= Stated goal a =
List every calendar date that appears in the memo on union representation rights below.

▬▬▬

Rights to Union Representation and Scope of Protected Activity (CCD)
The Public Employment Relations Board (“PERB”) recently expanded public employees’ rights to union representation as well as the scope of protected activity by certificated teachers. In one case, PERB determined that an employee was entitled to union representation at a meeting regarding reasonable accommodation for the employee’s disability. (Service Employees International Union v. Sonoma County Superior Court (Jan. 13, 2015) PERB Decision No. 2409-C. )
LEGAL UPDATE
April 24, 2015
To: Superintendents/Presidents/Chancellors, Member Community College Districts
From: Mia N. Robertshaw, Schools Legal Counsel
Subject: Rights to Union Representation and Scope of Protected Activity
Memo No. 05-2015(CC)
The Public Employment Relations Board (“PERB”) recently expanded public employees’ rights to union representation as well as the scope of protected activity by certificated teachers. In one case, PERB determined that an employee was entitled to union representation at a meeting regarding reasonable accommodation for the employee’s disability. (Service Employees International Union v. Sonoma County Superior Court (Jan. 13, 2015) PERB Decision No. 2409-C.[1])
In another decision, PERB concluded that certificated teachers have the right to union representation in their professional relationship with the employer (regarding items of professional concern, such as educational objectives and policies, curriculum, etc.) and not just the employment relationship (regarding wages, work conditions, etc.). (Crowell v. Berkeley Unified School Dist. (Feb. 19, 2015) PERB Decision No. 2411.[2]) Although the Crowell decision is regarding “certificated” employees, which is a term typically used at the K-12 level, it is possible that the decision would apply equally to faculty or academic employees at the community college level. However, as discussed below, the role of the academic senate may lead to a different result if this issue were analyzed at the community college level.
Districts should be aware of this expansion in employee rights and the scope of protected activity.
Public Employees’ Rights to Union Representation
In Service Employees International Union v. Superior Court, PERB held that an employee was entitled to union representation in an interactive meeting with the employer to explore possible reasonable accommodations to an employee’s disability. (Service Employees International Union v. Sonoma County Superior Court, supra.) Although PERB was interpreting the Trial Court Act, the Educational Employment Relations Act (“EERA”) has equivalent provisions as they relate to this PERB decision. By this decision, PERB overruled a prior decision[3] which held that there is no right to union representation in interactive meetings to explore accommodations to an employee’s disability.
PERB concluded that the right of representation guaranteed by the Trial Court Act, which applied in the case, included both the employee’s right to union representation for an interactive meeting as well as the union’s right to represent the employee in the interactive process. Specifically, PERB noted that employees have the right “to participate in the activities of employee organizations ‘for the purpose of representation on all matters of employer-employee relations.’” (Service Employees International Union v. Sonoma County Superior Court, supra, at 22 (emphasis in original).) PERB determined that “‘All matters’ include an individual’s request to the employer for reasonable accommodation that will ideally enable the employee to continue productive employment.” (Id.) EERA contains identical language, stating that public school employees have the right to participate in the activities of employee organizations “for the purpose of representation on all matters of employer-employee relations.” (EERA, § 3543(a).)

▬▬▬

= Stated goal b =
In the entries, swap "data-point" for "marker" in the lines starting with the line containing "data-point xyxy=(199,300,206,307)" and going on through the line containing "data-point xyxy=(177,342,185,349)". Reproduce only those lines, with nothing else changed.

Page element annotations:
▬▬▬

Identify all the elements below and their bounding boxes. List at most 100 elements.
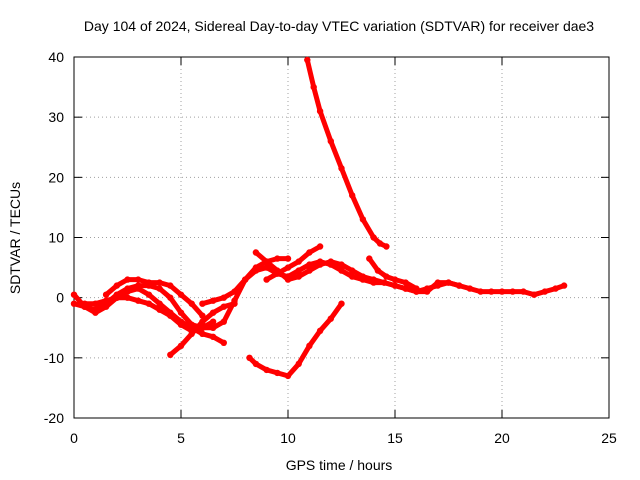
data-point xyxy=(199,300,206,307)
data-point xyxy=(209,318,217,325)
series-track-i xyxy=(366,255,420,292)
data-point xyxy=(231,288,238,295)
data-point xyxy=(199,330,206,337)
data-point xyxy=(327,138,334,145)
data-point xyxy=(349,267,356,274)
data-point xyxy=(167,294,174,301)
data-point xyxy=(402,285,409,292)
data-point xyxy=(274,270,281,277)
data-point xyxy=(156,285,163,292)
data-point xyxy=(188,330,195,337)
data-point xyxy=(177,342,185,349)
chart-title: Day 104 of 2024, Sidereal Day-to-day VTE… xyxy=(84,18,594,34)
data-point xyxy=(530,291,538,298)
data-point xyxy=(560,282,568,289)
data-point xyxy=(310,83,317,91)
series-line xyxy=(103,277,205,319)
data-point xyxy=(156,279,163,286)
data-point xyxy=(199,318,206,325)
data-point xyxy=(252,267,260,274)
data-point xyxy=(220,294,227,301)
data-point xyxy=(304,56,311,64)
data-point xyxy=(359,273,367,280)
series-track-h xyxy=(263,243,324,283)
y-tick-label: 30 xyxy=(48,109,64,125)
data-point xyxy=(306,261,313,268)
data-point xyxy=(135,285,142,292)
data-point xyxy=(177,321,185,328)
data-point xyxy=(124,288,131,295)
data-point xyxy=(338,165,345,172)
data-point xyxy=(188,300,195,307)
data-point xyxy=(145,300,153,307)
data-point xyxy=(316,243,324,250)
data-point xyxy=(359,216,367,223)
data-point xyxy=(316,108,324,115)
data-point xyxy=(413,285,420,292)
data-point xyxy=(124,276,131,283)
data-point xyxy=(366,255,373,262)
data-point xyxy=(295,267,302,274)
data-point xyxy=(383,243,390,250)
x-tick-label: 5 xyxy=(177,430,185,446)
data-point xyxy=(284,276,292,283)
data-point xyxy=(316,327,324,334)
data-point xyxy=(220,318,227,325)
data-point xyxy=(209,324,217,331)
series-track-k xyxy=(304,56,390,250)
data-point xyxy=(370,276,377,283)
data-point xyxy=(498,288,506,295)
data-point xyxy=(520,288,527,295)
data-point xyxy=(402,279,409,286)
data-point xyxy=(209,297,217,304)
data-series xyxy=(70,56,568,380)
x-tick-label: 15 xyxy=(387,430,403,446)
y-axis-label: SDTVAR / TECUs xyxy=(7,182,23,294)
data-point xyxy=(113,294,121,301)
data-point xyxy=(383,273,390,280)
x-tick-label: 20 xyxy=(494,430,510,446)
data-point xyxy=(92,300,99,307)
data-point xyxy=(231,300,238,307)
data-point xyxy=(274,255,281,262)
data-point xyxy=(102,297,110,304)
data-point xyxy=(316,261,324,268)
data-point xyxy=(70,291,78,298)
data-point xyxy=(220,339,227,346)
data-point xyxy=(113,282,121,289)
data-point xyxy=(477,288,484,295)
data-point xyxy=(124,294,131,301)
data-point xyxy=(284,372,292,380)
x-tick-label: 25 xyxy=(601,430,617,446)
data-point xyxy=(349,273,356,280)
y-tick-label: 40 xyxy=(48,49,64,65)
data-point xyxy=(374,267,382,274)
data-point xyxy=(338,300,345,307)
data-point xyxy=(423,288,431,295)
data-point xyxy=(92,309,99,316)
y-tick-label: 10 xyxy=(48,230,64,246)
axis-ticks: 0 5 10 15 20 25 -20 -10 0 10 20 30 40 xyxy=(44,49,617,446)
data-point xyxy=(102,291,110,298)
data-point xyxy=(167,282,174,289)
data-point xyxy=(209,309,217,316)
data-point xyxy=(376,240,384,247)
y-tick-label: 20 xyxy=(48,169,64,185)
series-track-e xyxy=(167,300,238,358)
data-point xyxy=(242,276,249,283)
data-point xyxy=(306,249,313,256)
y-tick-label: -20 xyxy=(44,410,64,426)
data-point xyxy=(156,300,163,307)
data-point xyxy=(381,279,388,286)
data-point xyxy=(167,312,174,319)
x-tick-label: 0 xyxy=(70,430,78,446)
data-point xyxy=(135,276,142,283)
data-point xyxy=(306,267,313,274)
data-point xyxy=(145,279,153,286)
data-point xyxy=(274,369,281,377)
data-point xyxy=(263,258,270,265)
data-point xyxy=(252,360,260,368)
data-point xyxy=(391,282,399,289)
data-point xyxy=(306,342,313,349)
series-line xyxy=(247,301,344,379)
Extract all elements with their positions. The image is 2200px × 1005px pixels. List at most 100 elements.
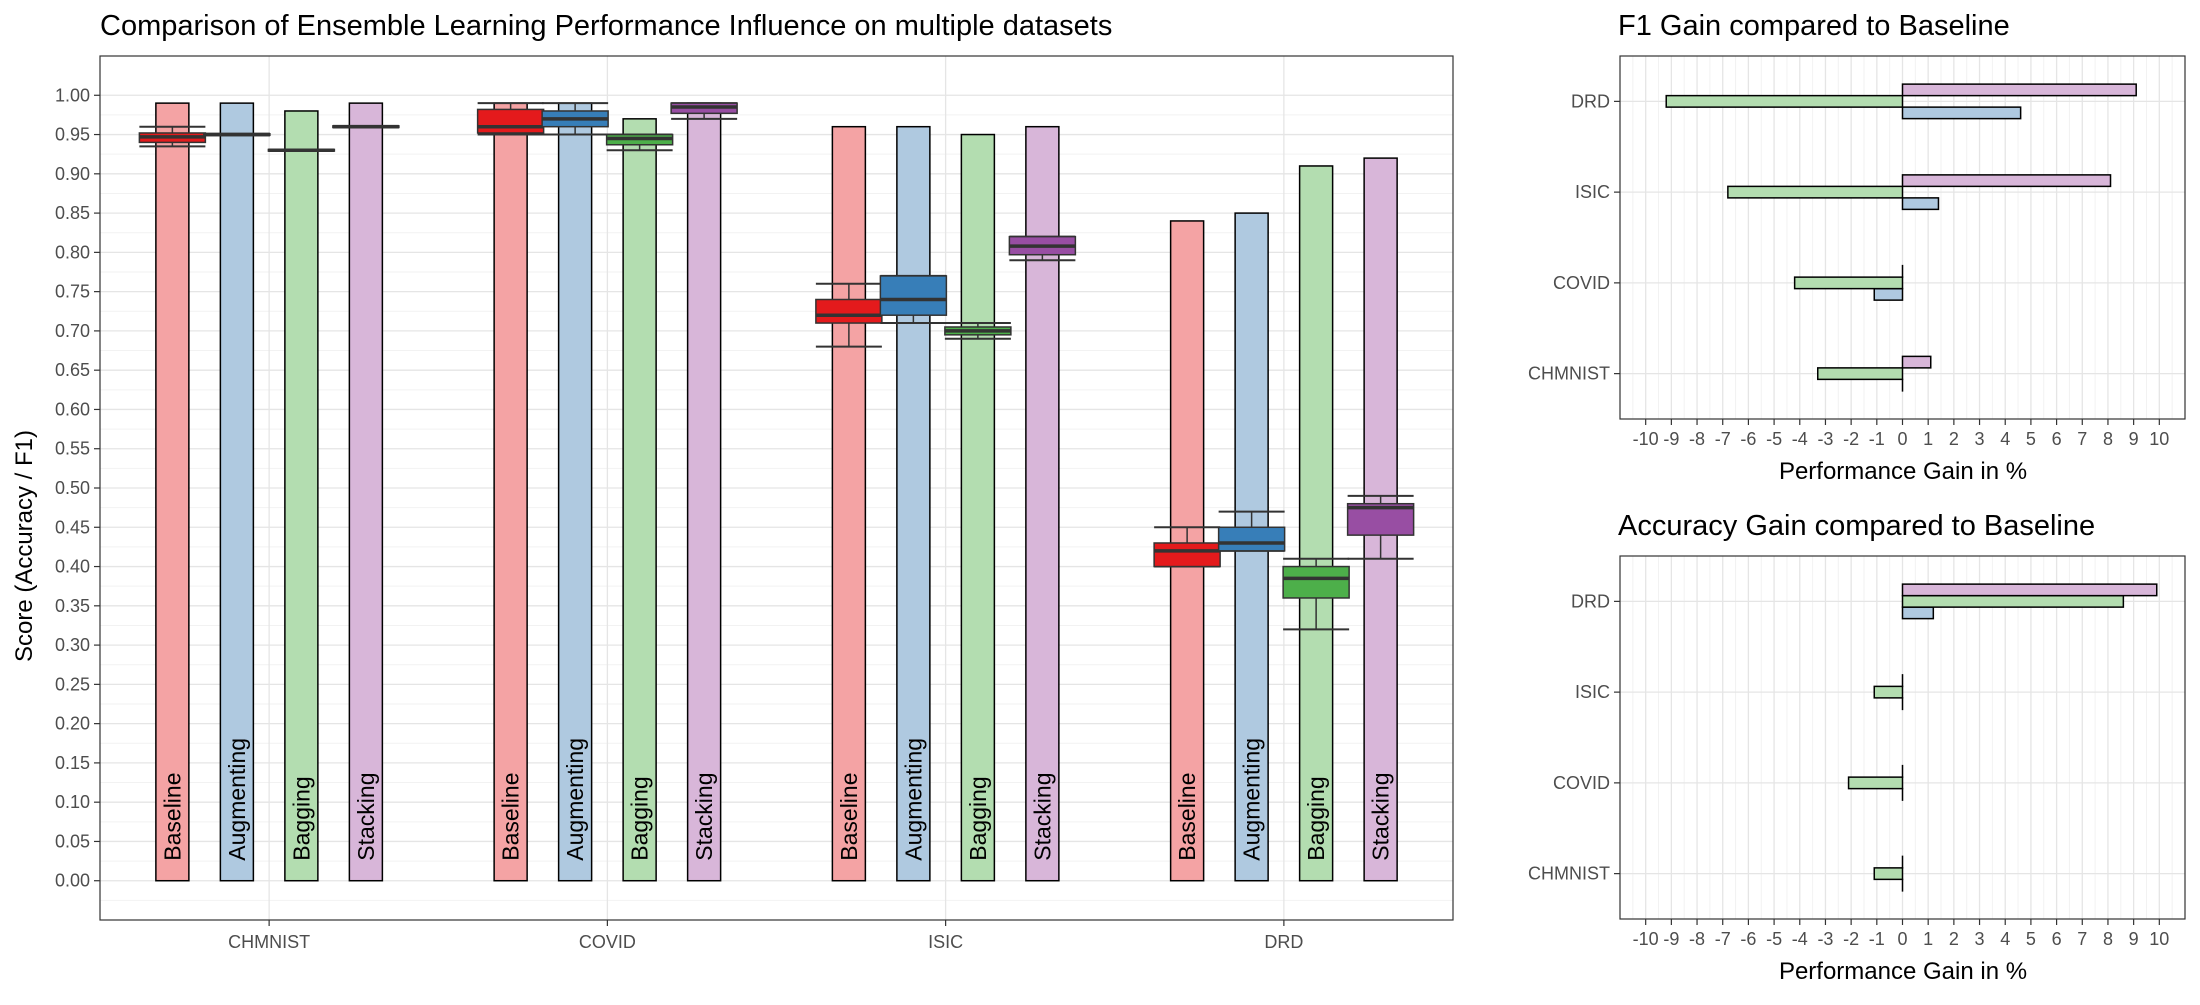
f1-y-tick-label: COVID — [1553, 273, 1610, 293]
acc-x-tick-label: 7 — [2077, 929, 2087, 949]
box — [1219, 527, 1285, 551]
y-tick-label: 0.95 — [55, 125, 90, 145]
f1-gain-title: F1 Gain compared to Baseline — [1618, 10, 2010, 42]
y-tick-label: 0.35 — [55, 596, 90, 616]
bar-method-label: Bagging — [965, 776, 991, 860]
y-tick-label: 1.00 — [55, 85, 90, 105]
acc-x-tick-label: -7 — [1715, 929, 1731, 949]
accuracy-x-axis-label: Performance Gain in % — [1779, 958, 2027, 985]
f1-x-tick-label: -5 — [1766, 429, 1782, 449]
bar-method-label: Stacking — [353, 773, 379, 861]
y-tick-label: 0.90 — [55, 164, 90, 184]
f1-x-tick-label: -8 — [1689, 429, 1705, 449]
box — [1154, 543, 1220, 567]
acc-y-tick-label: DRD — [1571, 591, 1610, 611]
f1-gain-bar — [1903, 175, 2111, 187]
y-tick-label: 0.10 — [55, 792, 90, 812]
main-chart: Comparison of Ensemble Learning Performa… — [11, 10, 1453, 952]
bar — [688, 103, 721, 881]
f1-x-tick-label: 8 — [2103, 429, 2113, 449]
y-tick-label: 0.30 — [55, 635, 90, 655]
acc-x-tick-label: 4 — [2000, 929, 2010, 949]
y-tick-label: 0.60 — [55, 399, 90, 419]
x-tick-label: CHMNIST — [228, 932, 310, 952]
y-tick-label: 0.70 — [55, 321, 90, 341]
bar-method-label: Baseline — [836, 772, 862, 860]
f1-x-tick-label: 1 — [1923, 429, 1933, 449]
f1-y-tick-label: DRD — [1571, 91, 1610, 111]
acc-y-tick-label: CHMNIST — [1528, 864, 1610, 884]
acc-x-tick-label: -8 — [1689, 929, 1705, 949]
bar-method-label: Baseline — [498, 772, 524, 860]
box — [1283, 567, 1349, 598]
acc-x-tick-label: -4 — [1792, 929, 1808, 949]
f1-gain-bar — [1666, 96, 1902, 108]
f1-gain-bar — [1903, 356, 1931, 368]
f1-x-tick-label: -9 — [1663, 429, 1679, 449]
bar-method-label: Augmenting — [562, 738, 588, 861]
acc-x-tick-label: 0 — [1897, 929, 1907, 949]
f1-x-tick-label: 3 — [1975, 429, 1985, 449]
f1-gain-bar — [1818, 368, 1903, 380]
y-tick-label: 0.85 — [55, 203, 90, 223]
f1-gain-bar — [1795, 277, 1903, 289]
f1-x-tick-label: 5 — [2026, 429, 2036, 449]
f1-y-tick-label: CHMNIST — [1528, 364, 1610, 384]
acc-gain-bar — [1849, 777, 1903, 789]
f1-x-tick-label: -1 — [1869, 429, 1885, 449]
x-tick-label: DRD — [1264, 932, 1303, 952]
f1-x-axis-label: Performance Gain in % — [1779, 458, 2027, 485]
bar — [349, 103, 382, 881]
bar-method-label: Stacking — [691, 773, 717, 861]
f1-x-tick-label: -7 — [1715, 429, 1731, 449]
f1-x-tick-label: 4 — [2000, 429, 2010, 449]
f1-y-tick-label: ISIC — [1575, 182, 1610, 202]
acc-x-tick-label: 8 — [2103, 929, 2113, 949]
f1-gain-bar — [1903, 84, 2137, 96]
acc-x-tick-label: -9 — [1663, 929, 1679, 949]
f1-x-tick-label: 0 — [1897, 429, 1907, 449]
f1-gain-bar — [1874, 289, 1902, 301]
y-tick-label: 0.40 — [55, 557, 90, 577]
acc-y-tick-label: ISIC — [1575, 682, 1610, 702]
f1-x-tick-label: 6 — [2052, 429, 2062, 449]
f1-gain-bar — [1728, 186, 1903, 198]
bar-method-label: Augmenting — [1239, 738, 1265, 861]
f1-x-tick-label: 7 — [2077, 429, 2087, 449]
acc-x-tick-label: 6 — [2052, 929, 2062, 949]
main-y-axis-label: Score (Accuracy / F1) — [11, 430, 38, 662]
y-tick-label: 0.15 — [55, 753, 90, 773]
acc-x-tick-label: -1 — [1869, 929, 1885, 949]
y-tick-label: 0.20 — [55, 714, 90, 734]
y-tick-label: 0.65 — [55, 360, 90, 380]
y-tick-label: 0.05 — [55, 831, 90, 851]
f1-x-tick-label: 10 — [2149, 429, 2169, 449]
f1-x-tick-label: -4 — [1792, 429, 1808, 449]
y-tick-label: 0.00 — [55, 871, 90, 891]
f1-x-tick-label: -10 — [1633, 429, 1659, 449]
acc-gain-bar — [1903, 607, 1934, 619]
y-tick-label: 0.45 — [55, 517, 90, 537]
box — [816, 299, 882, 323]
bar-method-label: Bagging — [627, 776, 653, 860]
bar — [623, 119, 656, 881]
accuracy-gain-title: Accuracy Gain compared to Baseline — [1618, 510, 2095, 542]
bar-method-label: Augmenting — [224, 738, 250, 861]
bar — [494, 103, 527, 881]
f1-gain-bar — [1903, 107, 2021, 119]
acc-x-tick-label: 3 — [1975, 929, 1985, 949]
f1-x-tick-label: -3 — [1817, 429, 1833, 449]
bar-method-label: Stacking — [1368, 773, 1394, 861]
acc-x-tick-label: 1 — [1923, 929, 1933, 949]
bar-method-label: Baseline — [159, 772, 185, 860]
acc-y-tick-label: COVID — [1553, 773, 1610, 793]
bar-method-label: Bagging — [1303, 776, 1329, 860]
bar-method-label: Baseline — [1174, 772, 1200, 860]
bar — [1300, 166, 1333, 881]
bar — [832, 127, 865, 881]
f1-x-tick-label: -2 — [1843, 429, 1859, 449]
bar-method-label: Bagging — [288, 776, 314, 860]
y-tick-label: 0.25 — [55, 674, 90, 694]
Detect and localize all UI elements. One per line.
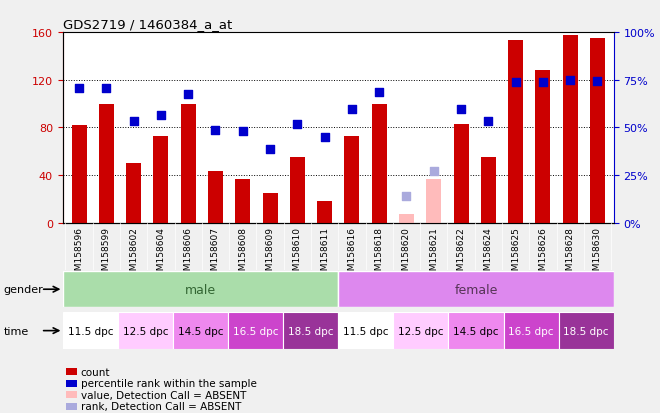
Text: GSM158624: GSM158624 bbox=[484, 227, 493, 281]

▬▬▬

= Answer a =
April 24, 2015
Jan. 13, 2015
Feb. 19, 2015

= Answer b =
marker xyxy=(199,300,206,307)
marker xyxy=(209,318,217,325)
series-track-i xyxy=(366,255,420,292)
marker xyxy=(231,288,238,295)
marker xyxy=(199,330,206,337)
marker xyxy=(327,138,334,145)
marker xyxy=(349,267,356,274)
marker xyxy=(167,294,174,301)
marker xyxy=(402,285,409,292)
marker xyxy=(274,270,281,277)
marker xyxy=(156,285,163,292)
marker xyxy=(188,330,195,337)
marker xyxy=(177,342,185,349)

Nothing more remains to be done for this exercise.